- Required task -
Pull out all lines from the listing below in which the word "symptoms" appears.

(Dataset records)
<<<<

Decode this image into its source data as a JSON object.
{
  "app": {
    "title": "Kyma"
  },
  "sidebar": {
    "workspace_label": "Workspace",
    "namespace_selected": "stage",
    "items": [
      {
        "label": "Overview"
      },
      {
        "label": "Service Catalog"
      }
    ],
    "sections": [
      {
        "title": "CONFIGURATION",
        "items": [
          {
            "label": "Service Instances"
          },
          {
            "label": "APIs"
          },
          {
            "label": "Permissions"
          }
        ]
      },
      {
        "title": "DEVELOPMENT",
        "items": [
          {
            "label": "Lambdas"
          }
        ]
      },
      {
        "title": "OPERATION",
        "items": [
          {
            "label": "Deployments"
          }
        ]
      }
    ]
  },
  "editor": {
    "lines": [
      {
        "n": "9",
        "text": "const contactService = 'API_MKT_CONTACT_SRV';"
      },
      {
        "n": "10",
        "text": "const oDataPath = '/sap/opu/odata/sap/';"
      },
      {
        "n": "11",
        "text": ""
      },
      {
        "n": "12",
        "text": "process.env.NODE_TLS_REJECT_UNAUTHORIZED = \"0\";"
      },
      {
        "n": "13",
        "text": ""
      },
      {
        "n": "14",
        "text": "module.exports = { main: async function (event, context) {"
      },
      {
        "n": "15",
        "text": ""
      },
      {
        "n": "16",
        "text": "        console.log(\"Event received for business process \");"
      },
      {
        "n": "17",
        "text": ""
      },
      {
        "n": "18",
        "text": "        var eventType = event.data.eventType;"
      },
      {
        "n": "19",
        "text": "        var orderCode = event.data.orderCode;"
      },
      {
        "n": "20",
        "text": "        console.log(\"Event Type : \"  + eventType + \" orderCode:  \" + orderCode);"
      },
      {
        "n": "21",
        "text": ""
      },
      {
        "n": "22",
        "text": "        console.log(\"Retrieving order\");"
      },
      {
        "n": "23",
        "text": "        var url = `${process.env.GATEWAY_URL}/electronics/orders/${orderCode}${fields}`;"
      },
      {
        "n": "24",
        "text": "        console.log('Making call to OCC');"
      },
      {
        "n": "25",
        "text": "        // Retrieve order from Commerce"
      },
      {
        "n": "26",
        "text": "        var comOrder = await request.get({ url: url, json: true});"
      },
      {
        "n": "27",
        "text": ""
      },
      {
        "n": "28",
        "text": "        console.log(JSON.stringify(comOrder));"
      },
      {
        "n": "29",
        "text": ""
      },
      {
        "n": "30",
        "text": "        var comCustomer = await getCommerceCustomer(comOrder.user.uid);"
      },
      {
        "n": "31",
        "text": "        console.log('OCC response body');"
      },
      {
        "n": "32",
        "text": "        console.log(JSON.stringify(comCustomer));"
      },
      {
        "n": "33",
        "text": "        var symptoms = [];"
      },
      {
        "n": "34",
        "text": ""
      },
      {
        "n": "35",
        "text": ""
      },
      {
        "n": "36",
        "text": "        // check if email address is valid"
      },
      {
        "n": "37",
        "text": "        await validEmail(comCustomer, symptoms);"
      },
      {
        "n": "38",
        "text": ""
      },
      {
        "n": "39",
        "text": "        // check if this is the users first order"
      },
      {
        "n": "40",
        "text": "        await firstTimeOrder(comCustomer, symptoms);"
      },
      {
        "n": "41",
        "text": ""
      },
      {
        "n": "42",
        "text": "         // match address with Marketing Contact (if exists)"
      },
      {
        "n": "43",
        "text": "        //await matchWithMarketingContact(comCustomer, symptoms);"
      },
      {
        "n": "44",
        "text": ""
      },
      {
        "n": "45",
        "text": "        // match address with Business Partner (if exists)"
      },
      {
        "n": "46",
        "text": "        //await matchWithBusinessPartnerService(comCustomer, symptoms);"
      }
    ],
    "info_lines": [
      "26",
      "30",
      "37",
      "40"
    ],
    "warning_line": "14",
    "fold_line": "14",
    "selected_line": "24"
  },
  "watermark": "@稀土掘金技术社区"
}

>>>>

- Task response -
        "text": "        var symptoms = [];"
        "text": "        await validEmail(comCustomer, symptoms);"
        "text": "        await firstTimeOrder(comCustomer, symptoms);"
        "text": "        //await matchWithMarketingContact(comCustomer, symptoms);"
        "text": "        //await matchWithBusinessPartnerService(comCustomer, symptoms);"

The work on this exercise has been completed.